*Work required*. Copy out each line below exactly as it appears.

*Collected data*.
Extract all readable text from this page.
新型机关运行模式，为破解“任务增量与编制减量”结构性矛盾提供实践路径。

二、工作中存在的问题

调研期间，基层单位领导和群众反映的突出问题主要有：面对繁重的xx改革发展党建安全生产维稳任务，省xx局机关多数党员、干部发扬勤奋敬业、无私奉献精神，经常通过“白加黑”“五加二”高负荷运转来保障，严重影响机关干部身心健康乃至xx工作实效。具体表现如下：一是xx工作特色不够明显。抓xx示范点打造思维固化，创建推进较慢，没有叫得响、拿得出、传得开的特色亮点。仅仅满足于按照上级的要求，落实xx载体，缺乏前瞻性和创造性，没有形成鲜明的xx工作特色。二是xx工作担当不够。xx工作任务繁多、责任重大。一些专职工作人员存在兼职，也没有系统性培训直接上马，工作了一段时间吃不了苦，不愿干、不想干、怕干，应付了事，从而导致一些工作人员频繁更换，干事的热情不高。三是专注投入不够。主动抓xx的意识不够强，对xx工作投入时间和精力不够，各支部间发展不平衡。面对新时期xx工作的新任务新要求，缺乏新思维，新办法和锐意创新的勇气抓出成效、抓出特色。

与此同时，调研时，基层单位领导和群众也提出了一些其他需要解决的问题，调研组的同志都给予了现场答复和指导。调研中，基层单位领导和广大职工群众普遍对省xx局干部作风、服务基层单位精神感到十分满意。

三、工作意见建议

*Response*.
Extract all readable text from this page.
新型机关运行模式，为破解“任务增量与编制减量”结构性矛盾提供实践路径。

二、工作中存在的问题

调研期间，基层单位领导和群众反映的突出问题主要有：面对繁重的xx改革发展党建安全生产维稳任务，省xx局机关多数党员、干部发扬勤奋敬业、无私奉献精神，经常通过“白加黑”“五加二”高负荷运转来保障，严重影响机关干部身心健康乃至xx工作实效。具体表现如下：一是xx工作特色不够明显。抓xx示范点打造思维固化，创建推进较慢，没有叫得响、拿得出、传得开的特色亮点。仅仅满足于按照上级的要求，落实xx载体，缺乏前瞻性和创造性，没有形成鲜明的xx工作特色。二是xx工作担当不够。xx工作任务繁多、责任重大。一些专职工作人员存在兼职，也没有系统性培训直接上马，工作了一段时间吃不了苦，不愿干、不想干、怕干，应付了事，从而导致一些工作人员频繁更换，干事的热情不高。三是专注投入不够。主动抓xx的意识不够强，对xx工作投入时间和精力不够，各支部间发展不平衡。面对新时期xx工作的新任务新要求，缺乏新思维，新办法和锐意创新的勇气抓出成效、抓出特色。

与此同时，调研时，基层单位领导和群众也提出了一些其他需要解决的问题，调研组的同志都给予了现场答复和指导。调研中，基层单位领导和广大职工群众普遍对省xx局干部作风、服务基层单位精神感到十分满意。

三、工作意见建议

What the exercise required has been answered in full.